Problem to solve — Search the material and gather each line with "Батушанская" in it.

Data entries
----

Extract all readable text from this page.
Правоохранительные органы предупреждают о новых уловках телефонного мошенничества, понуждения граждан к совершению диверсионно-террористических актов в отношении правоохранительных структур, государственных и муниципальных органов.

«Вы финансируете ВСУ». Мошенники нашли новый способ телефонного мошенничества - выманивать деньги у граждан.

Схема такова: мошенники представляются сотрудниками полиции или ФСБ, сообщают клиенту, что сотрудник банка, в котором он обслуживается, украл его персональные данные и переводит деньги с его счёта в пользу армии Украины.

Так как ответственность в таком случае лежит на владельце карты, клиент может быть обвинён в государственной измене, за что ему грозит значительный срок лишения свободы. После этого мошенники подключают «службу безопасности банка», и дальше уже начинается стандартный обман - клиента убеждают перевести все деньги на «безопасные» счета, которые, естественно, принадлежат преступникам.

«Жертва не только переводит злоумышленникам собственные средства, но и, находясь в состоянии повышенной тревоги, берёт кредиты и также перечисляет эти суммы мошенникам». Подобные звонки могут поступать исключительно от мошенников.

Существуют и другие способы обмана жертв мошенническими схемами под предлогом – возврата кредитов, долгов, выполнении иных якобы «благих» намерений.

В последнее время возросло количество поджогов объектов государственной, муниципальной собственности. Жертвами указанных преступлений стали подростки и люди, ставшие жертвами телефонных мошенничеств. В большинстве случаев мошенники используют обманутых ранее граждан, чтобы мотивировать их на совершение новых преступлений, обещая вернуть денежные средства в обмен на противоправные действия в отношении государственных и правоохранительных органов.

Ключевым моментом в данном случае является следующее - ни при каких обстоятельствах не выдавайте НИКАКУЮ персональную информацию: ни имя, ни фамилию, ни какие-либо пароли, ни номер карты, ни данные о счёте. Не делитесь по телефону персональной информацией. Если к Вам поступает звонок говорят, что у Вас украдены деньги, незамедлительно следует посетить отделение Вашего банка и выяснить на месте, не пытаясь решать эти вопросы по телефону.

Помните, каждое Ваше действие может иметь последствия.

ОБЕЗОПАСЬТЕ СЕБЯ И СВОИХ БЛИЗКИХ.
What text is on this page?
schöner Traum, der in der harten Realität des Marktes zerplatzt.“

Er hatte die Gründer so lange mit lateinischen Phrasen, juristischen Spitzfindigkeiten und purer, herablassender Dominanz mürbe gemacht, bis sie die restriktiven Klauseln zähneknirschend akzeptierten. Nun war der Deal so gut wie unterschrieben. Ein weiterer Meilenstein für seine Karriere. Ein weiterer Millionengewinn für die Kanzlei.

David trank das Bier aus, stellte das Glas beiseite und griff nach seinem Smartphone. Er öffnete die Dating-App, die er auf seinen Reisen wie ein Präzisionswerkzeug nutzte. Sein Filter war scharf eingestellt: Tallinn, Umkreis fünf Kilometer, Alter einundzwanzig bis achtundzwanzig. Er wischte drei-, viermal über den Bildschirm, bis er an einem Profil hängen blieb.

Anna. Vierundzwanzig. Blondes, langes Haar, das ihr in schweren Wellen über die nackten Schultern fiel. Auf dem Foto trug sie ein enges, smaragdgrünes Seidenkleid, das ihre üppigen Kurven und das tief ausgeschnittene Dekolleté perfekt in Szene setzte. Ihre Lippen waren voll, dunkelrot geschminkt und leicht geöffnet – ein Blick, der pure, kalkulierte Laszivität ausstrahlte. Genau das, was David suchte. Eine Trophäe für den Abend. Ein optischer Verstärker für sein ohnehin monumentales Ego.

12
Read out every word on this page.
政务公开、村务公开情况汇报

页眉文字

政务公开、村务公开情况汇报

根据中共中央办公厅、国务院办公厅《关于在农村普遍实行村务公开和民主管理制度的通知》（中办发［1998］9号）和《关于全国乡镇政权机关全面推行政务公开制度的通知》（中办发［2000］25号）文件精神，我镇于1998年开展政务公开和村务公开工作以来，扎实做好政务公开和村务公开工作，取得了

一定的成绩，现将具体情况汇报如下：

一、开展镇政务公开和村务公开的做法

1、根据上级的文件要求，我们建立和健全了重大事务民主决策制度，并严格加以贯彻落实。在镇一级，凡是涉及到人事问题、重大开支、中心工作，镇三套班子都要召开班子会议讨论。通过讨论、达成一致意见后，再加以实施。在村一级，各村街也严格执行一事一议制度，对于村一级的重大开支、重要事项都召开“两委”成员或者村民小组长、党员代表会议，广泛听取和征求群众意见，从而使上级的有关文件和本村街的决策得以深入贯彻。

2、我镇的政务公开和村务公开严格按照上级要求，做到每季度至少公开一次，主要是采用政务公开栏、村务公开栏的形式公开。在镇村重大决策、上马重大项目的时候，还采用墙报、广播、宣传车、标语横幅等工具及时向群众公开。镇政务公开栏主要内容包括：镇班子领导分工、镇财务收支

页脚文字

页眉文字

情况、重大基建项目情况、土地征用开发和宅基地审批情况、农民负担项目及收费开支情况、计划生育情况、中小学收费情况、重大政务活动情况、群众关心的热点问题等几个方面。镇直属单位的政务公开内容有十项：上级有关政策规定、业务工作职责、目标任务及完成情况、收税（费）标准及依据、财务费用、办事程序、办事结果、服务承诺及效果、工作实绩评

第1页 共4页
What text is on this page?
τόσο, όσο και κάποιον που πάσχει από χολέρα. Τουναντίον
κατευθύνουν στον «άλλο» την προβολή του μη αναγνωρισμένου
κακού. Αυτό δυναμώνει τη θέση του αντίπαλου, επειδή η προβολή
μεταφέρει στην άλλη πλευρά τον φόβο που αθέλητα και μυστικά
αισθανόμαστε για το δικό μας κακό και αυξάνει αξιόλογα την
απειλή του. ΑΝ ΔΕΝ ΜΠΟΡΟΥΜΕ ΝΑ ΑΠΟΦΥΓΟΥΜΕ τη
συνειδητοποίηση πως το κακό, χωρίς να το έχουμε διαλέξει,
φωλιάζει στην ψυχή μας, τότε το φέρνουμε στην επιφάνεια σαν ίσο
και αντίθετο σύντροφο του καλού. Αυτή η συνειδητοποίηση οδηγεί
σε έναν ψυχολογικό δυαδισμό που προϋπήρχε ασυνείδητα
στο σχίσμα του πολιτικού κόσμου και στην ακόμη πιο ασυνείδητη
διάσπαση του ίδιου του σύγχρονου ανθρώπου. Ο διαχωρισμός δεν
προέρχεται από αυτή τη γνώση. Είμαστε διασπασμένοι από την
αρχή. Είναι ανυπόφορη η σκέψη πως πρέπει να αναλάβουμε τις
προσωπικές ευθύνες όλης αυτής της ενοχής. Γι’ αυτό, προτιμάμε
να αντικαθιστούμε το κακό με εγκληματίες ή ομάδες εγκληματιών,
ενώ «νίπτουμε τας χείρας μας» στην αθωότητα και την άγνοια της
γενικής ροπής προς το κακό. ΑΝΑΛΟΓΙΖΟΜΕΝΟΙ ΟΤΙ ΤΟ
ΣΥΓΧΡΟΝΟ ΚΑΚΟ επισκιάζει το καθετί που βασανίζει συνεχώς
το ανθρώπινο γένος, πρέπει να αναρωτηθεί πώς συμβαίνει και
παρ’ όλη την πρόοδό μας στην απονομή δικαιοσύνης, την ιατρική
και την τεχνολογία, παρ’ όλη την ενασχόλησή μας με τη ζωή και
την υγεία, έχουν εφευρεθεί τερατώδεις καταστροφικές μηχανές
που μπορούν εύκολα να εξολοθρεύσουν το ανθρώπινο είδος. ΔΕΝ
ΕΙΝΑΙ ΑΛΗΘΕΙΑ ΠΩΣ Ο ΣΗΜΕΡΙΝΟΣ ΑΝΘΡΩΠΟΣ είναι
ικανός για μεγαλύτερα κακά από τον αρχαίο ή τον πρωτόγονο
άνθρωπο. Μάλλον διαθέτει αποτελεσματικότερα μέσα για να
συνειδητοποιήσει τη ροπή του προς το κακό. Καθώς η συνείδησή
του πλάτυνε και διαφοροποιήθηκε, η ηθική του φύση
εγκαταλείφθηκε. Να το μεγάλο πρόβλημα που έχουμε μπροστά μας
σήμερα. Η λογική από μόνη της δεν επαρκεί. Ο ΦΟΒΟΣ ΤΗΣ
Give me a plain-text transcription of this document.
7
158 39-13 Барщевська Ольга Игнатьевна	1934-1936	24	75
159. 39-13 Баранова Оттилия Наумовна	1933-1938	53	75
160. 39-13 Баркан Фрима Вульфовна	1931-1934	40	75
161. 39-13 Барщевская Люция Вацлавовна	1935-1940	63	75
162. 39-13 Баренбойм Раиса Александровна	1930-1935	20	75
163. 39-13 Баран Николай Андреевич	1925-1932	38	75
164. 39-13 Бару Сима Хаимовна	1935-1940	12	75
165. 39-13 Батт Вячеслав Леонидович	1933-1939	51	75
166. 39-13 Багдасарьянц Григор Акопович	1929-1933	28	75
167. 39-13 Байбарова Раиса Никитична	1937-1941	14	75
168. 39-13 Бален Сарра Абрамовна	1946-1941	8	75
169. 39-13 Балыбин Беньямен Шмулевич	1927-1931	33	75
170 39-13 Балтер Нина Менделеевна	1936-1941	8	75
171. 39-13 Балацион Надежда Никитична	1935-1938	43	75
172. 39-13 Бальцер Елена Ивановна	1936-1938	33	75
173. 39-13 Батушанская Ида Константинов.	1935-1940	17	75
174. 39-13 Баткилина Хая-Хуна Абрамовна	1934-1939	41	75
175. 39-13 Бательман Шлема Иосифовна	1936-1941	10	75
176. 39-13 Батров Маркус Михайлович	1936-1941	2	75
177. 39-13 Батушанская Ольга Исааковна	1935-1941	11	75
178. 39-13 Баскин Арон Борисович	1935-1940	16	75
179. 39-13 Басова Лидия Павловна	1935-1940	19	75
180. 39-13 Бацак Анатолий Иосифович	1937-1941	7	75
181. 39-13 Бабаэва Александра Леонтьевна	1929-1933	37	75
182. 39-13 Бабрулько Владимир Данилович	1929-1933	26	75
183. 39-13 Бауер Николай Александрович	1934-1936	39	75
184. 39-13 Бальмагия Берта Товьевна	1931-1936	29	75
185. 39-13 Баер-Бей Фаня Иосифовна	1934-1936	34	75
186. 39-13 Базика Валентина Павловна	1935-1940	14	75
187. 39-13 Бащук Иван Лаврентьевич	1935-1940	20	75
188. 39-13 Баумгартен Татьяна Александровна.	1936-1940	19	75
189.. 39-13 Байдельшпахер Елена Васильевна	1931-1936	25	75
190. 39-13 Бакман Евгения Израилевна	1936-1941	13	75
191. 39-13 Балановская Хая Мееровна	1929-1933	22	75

----

Output —
173. 39-13 Батушанская Ида Константинов.	1935-1940	17	75
177. 39-13 Батушанская Ольга Исааковна	1935-1941	11	75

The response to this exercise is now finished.